[Data extracted from a collection]
__________________________________________________
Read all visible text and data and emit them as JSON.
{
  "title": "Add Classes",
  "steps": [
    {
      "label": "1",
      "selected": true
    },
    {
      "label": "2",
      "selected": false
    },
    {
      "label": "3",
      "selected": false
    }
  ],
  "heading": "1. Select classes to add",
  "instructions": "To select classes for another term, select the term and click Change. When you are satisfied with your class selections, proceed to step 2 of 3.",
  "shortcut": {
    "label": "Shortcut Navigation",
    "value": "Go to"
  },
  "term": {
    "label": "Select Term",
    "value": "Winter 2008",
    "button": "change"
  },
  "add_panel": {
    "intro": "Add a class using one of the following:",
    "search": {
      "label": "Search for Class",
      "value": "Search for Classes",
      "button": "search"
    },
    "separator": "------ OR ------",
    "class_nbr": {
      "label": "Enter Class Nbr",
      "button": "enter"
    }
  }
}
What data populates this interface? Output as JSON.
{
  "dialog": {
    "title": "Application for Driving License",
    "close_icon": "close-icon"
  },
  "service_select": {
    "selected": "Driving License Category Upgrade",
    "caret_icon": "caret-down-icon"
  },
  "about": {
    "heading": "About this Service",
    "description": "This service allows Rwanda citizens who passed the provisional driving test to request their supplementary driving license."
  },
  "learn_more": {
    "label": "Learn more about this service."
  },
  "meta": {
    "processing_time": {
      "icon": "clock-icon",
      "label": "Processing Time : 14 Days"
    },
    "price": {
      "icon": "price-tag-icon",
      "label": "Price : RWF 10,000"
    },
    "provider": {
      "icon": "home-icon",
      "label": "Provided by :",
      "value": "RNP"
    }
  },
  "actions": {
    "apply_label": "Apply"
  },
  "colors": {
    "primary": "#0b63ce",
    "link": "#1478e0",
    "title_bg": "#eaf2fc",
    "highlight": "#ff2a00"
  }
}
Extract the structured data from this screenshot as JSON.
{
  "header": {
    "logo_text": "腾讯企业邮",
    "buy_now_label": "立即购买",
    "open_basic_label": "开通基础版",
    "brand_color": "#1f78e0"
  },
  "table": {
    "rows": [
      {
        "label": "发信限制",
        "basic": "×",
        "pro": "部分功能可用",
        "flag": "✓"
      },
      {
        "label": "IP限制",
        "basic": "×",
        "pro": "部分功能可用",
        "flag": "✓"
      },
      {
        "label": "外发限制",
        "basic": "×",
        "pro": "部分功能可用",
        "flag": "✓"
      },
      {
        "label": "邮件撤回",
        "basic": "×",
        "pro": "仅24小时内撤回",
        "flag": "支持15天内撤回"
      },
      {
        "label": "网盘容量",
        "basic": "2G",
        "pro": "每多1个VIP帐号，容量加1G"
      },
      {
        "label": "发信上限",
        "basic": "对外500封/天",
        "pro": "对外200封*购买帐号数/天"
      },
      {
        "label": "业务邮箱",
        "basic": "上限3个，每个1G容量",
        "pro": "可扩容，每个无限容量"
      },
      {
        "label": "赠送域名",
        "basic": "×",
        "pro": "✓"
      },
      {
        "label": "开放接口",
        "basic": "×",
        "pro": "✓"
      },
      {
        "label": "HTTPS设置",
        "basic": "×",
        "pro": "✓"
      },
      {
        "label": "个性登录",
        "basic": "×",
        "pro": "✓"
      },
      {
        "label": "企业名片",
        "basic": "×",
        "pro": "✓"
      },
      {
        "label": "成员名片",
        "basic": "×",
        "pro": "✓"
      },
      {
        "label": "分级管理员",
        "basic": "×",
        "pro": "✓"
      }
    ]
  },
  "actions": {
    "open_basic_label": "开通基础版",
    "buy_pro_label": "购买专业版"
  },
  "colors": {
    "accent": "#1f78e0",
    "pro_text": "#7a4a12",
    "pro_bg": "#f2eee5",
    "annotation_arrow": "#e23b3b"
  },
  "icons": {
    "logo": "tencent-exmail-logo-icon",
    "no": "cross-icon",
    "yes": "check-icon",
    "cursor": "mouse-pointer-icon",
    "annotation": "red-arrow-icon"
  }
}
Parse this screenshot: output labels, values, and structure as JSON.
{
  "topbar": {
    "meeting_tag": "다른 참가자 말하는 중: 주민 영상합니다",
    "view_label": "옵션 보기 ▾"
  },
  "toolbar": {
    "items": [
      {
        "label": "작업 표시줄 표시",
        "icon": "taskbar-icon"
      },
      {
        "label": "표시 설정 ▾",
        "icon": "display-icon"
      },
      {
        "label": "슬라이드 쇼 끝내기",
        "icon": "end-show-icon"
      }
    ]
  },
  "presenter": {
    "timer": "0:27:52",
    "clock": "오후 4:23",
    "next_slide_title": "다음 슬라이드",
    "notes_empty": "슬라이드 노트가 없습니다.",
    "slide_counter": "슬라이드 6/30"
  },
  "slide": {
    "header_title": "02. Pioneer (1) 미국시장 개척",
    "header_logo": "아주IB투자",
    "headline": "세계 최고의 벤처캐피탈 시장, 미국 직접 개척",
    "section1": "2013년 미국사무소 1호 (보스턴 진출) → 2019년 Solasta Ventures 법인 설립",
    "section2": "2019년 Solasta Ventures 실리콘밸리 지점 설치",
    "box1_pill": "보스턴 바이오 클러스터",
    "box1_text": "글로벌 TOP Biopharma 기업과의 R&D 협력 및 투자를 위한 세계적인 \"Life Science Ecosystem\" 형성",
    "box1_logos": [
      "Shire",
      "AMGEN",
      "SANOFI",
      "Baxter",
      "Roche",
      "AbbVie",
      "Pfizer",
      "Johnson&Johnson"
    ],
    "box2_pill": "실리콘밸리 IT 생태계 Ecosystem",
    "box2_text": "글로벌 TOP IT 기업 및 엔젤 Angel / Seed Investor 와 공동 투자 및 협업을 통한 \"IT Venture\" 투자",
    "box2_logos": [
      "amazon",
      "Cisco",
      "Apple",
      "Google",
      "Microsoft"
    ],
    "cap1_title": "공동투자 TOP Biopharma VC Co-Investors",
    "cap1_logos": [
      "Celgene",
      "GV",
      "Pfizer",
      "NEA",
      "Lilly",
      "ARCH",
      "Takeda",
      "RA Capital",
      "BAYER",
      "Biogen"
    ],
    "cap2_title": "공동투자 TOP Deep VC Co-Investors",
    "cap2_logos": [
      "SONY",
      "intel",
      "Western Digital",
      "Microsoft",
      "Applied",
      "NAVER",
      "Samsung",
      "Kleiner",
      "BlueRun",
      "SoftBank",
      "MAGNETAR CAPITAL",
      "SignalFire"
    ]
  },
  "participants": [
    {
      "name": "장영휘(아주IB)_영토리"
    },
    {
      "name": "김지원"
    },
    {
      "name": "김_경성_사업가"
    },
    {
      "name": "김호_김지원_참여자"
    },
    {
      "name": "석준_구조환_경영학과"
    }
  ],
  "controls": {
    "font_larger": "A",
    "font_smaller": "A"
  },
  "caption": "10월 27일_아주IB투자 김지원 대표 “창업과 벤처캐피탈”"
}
__________________________________________________
TO DO —
Which lines hold the word "슬라이드"? Copy all of them.

EXERCISE ANSWER —
        "label": "슬라이드 쇼 끝내기",
    "next_slide_title": "다음 슬라이드",
    "notes_empty": "슬라이드 노트가 없습니다.",
    "slide_counter": "슬라이드 6/30"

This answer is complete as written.